Dataset entries:

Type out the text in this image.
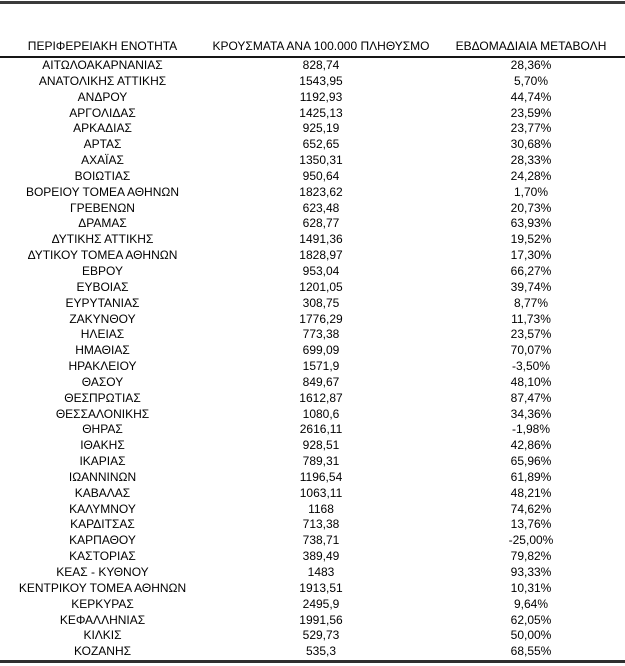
ΠΕΡΙΦΕΡΕΙΑΚΗ ΕΝΟΤΗΤΑ	ΚΡΟΥΣΜΑΤΑ ΑΝΑ 100.000 ΠΛΗΘΥΣΜΟ	ΕΒΔΟΜΑΔΙΑΙΑ ΜΕΤΑΒΟΛΗ
ΑΙΤΩΛΟΑΚΑΡΝΑΝΙΑΣ	828,74	28,36%
ΑΝΑΤΟΛΙΚΗΣ ΑΤΤΙΚΗΣ	1543,95	5,70%
ΑΝΔΡΟΥ	1192,93	44,74%
ΑΡΓΟΛΙΔΑΣ	1425,13	23,59%
ΑΡΚΑΔΙΑΣ	925,19	23,77%
ΑΡΤΑΣ	652,65	30,68%
ΑΧΑΪΑΣ	1350,31	28,33%
ΒΟΙΩΤΙΑΣ	950,64	24,28%
ΒΟΡΕΙΟΥ ΤΟΜΕΑ ΑΘΗΝΩΝ	1823,62	1,70%
ΓΡΕΒΕΝΩΝ	623,48	20,73%
ΔΡΑΜΑΣ	628,77	63,93%
ΔΥΤΙΚΗΣ ΑΤΤΙΚΗΣ	1491,36	19,52%
ΔΥΤΙΚΟΥ ΤΟΜΕΑ ΑΘΗΝΩΝ	1828,97	17,30%
ΕΒΡΟΥ	953,04	66,27%
ΕΥΒΟΙΑΣ	1201,05	39,74%
ΕΥΡΥΤΑΝΙΑΣ	308,75	8,77%
ΖΑΚΥΝΘΟΥ	1776,29	11,73%
ΗΛΕΙΑΣ	773,38	23,57%
ΗΜΑΘΙΑΣ	699,09	70,07%
ΗΡΑΚΛΕΙΟΥ	1571,9	-3,50%
ΘΑΣΟΥ	849,67	48,10%
ΘΕΣΠΡΩΤΙΑΣ	1612,87	87,47%
ΘΕΣΣΑΛΟΝΙΚΗΣ	1080,6	34,36%
ΘΗΡΑΣ	2616,11	-1,98%
ΙΘΑΚΗΣ	928,51	42,86%
ΙΚΑΡΙΑΣ	789,31	65,96%
ΙΩΑΝΝΙΝΩΝ	1196,54	61,89%
ΚΑΒΑΛΑΣ	1063,11	48,21%
ΚΑΛΥΜΝΟΥ	1168	74,62%
ΚΑΡΔΙΤΣΑΣ	713,38	13,76%
ΚΑΡΠΑΘΟΥ	738,71	-25,00%
ΚΑΣΤΟΡΙΑΣ	389,49	79,82%
ΚΕΑΣ - ΚΥΘΝΟΥ	1483	93,33%
ΚΕΝΤΡΙΚΟΥ ΤΟΜΕΑ ΑΘΗΝΩΝ	1913,51	10,31%
ΚΕΡΚΥΡΑΣ	2495,9	9,64%
ΚΕΦΑΛΛΗΝΙΑΣ	1991,56	62,05%
ΚΙΛΚΙΣ	529,73	50,00%
ΚΟΖΑΝΗΣ	535,3	68,55%
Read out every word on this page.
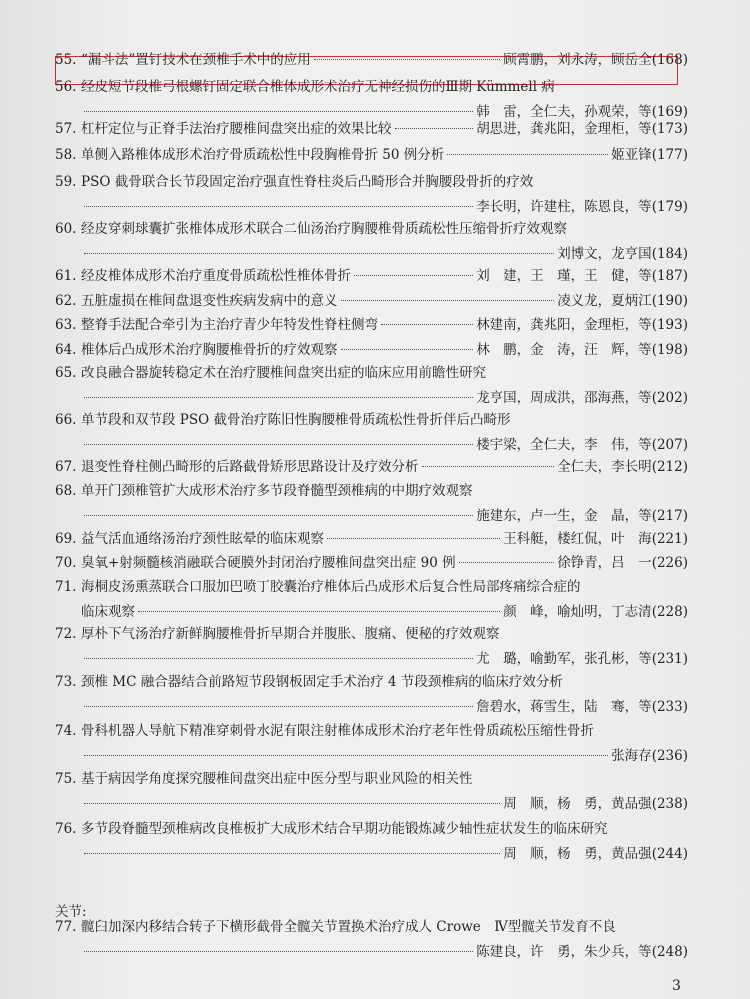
55. “漏斗法”置钉技术在颈椎手术中的应用	顾霄鹏，刘永涛，顾岳全 (168)
56. 经皮短节段椎弓根螺钉固定联合椎体成形术治疗无神经损伤的Ⅲ期 Kümmell 病
韩　雷，全仁夫，孙观荣，等 (169)
57. 杠杆定位与正脊手法治疗腰椎间盘突出症的效果比较	胡思进，龚兆阳，金理柜，等 (173)
58. 单侧入路椎体成形术治疗骨质疏松性中段胸椎骨折 50 例分析	姬亚锋 (177)
59. PSO 截骨联合长节段固定治疗强直性脊柱炎后凸畸形合并胸腰段骨折的疗效
李长明，许建柱，陈恩良，等 (179)
60. 经皮穿刺球囊扩张椎体成形术联合二仙汤治疗胸腰椎骨质疏松性压缩骨折疗效观察
刘博文，龙亨国 (184)
61. 经皮椎体成形术治疗重度骨质疏松性椎体骨折	刘　建，王　瑾，王　健，等 (187)
62. 五脏虚损在椎间盘退变性疾病发病中的意义	凌义龙，夏炳江 (190)
63. 整脊手法配合牵引为主治疗青少年特发性脊柱侧弯	林建南，龚兆阳，金理柜，等 (193)
64. 椎体后凸成形术治疗胸腰椎骨折的疗效观察	林　鹏，金　涛，汪　辉，等 (198)
65. 改良融合器旋转稳定术在治疗腰椎间盘突出症的临床应用前瞻性研究
龙亨国，周成洪，邵海燕，等 (202)
66. 单节段和双节段 PSO 截骨治疗陈旧性胸腰椎骨质疏松性骨折伴后凸畸形
楼宇梁，全仁夫，李　伟，等 (207)
67. 退变性脊柱侧凸畸形的后路截骨矫形思路设计及疗效分析	全仁夫，李长明 (212)
68. 单开门颈椎管扩大成形术治疗多节段脊髓型颈椎病的中期疗效观察
施建东，卢一生，金　晶，等 (217)
69. 益气活血通络汤治疗颈性眩晕的临床观察	王科艇，楼红侃，叶　海 (221)
70. 臭氧+射频髓核消融联合硬膜外封闭治疗腰椎间盘突出症 90 例	徐铮青，吕　一 (226)
71. 海桐皮汤熏蒸联合口服加巴喷丁胶囊治疗椎体后凸成形术后复合性局部疼痛综合症的
临床观察	颜　峰，喻灿明，丁志清 (228)
72. 厚朴下气汤治疗新鲜胸腰椎骨折早期合并腹胀、腹痛、便秘的疗效观察
尤　璐，喻勤军，张孔彬，等 (231)
73. 颈椎 MC 融合器结合前路短节段钢板固定手术治疗 4 节段颈椎病的临床疗效分析
詹碧水，蒋雪生，陆　骞，等 (233)
74. 骨科机器人导航下精准穿刺骨水泥有限注射椎体成形术治疗老年性骨质疏松压缩性骨折
张海存 (236)
75. 基于病因学角度探究腰椎间盘突出症中医分型与职业风险的相关性
周　顺，杨　勇，黄品强 (238)
76. 多节段脊髓型颈椎病改良椎板扩大成形术结合早期功能锻炼减少轴性症状发生的临床研究
周　顺，杨　勇，黄品强 (244)
77. 髋臼加深内移结合转子下横形截骨全髋关节置换术治疗成人 Crowe　Ⅳ型髋关节发育不良
陈建良，许　勇，朱少兵，等 (248)
关节:
3
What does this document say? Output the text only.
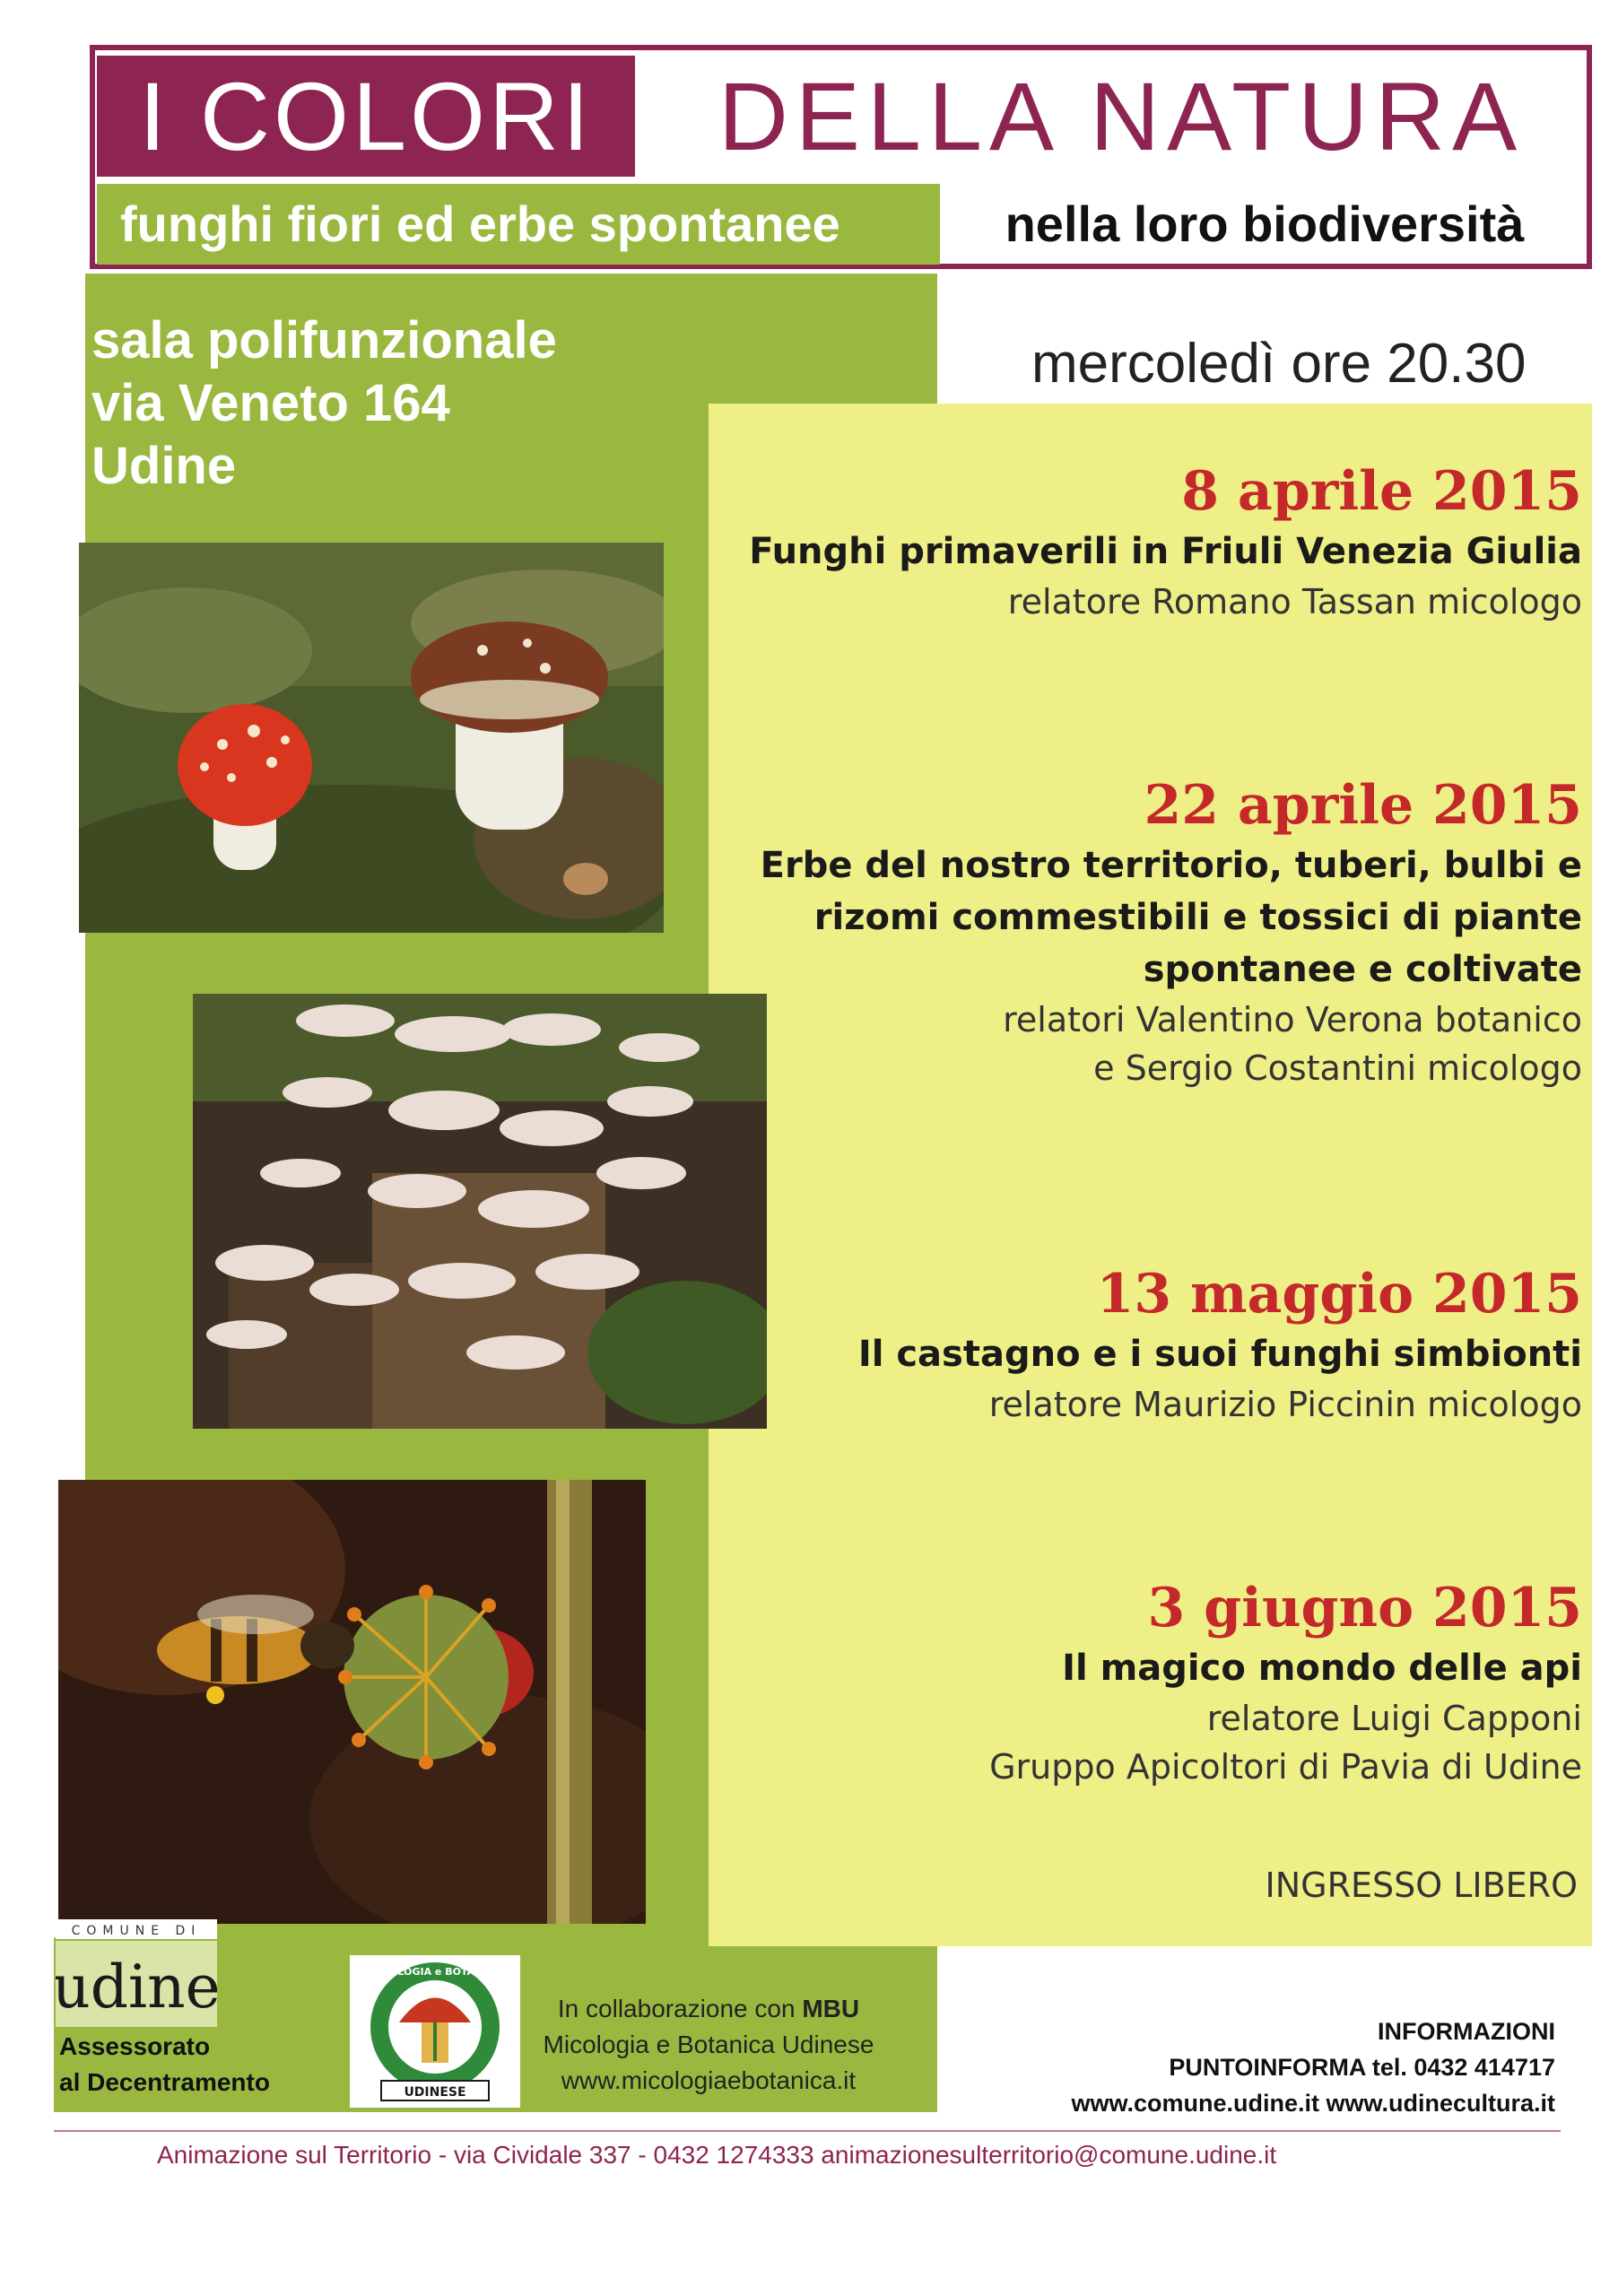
I COLORI	DELLA NATURA
funghi fiori ed erbe spontanee	nella loro biodiversità
sala polifunzionale
via Veneto 164
Udine
mercoledì ore 20.30
8 aprile 2015
Funghi primaverili in Friuli Venezia Giulia
relatore Romano Tassan micologo
22 aprile 2015
Erbe del nostro territorio, tuberi, bulbi e
rizomi commestibili e tossici di piante
spontanee e coltivate
relatori Valentino Verona botanico
e Sergio Costantini micologo
13 maggio 2015
Il castagno e i suoi funghi simbionti
relatore Maurizio Piccinin micologo
3 giugno 2015
Il magico mondo delle api
relatore Luigi Capponi
Gruppo Apicoltori di Pavia di Udine
INGRESSO LIBERO
COMUNE DI
udine
Assessorato
al Decentramento
MICOLOGIA e BOTANICA
UDINESE
In collaborazione con MBU
Micologia e Botanica Udinese
www.micologiaebotanica.it
INFORMAZIONI
PUNTOINFORMA tel. 0432 414717
www.comune.udine.it www.udinecultura.it
Animazione sul Territorio - via Cividale 337 - 0432 1274333 animazionesulterritorio@comune.udine.it
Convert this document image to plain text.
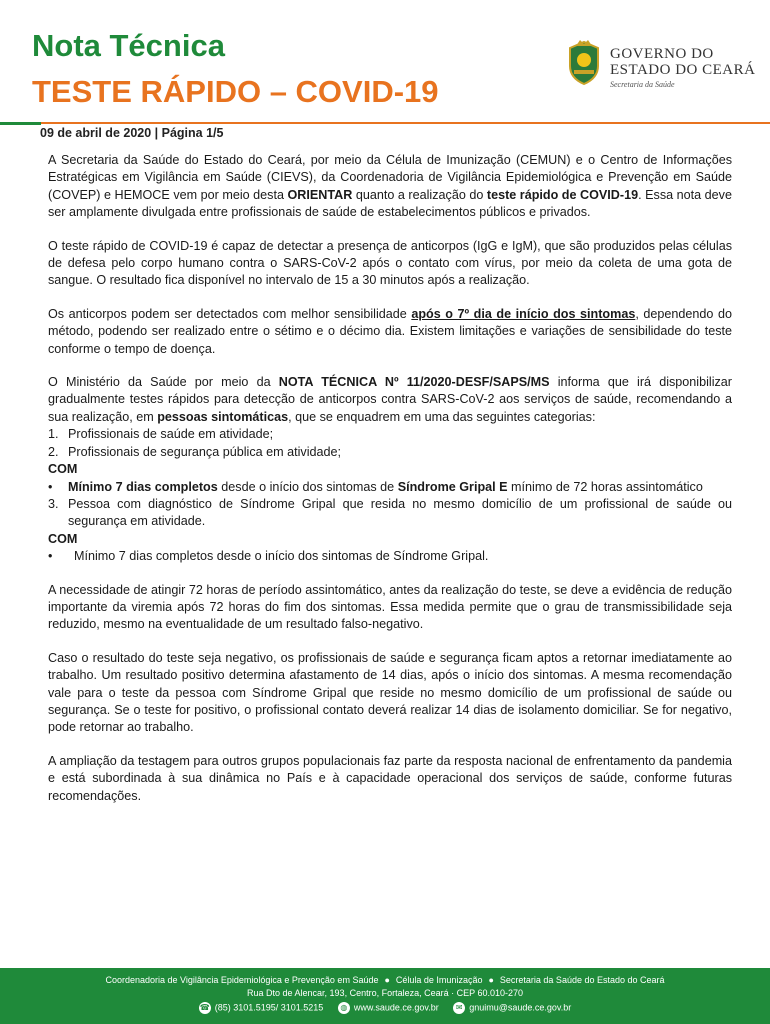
Nota Técnica
TESTE RÁPIDO – COVID-19
GOVERNO DO
ESTADO DO CEARÁ
Secretaria da Saúde
09 de abril de 2020 | Página 1/5

A Secretaria da Saúde do Estado do Ceará, por meio da Célula de Imunização (CEMUN) e o Centro de Informações Estratégicas em Vigilância em Saúde (CIEVS), da Coordenadoria de Vigilância Epidemiológica e Prevenção em Saúde (COVEP) e HEMOCE vem por meio desta ORIENTAR quanto a realização do teste rápido de COVID-19. Essa nota deve ser amplamente divulgada entre profissionais de saúde de estabelecimentos públicos e privados.

O teste rápido de COVID-19 é capaz de detectar a presença de anticorpos (IgG e IgM), que são produzidos pelas células de defesa pelo corpo humano contra o SARS-CoV-2 após o contato com vírus, por meio da coleta de uma gota de sangue. O resultado fica disponível no intervalo de 15 a 30 minutos após a realização.

Os anticorpos podem ser detectados com melhor sensibilidade após o 7º dia de início dos sintomas, dependendo do método, podendo ser realizado entre o sétimo e o décimo dia. Existem limitações e variações de sensibilidade do teste conforme o tempo de doença.

O Ministério da Saúde por meio da NOTA TÉCNICA Nº 11/2020-DESF/SAPS/MS informa que irá disponibilizar gradualmente testes rápidos para detecção de anticorpos contra SARS-CoV-2 aos serviços de saúde, recomendando a sua realização, em pessoas sintomáticas, que se enquadrem em uma das seguintes categorias:
1. Profissionais de saúde em atividade;
2. Profissionais de segurança pública em atividade;
COM
• Mínimo 7 dias completos desde o início dos sintomas de Síndrome Gripal E mínimo de 72 horas assintomático
3. Pessoa com diagnóstico de Síndrome Gripal que resida no mesmo domicílio de um profissional de saúde ou segurança em atividade.
COM
• Mínimo 7 dias completos desde o início dos sintomas de Síndrome Gripal.

A necessidade de atingir 72 horas de período assintomático, antes da realização do teste, se deve a evidência de redução importante da viremia após 72 horas do fim dos sintomas. Essa medida permite que o grau de transmissibilidade seja reduzido, mesmo na eventualidade de um resultado falso-negativo.

Caso o resultado do teste seja negativo, os profissionais de saúde e segurança ficam aptos a retornar imediatamente ao trabalho. Um resultado positivo determina afastamento de 14 dias, após o início dos sintomas. A mesma recomendação vale para o teste da pessoa com Síndrome Gripal que reside no mesmo domicílio de um profissional de saúde ou segurança. Se o teste for positivo, o profissional contato deverá realizar 14 dias de isolamento domiciliar. Se for negativo, pode retornar ao trabalho.

A ampliação da testagem para outros grupos populacionais faz parte da resposta nacional de enfrentamento da pandemia e está subordinada à sua dinâmica no País e à capacidade operacional dos serviços de saúde, conforme futuras recomendações.

Coordenadoria de Vigilância Epidemiológica e Prevenção em Saúde ● Célula de Imunização ● Secretaria da Saúde do Estado do Ceará
Rua Dto de Alencar, 193, Centro, Fortaleza, Ceará · CEP 60.010-270
☎ (85) 3101.5195/ 3101.5215 ◍ www.saude.ce.gov.br ✉ gnuimu@saude.ce.gov.br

* **WORK INSTRUCTIONS**
In the entries above, count each line holding "completos" and report the total and nothing more.

* **SOLVED EXERCISE**
2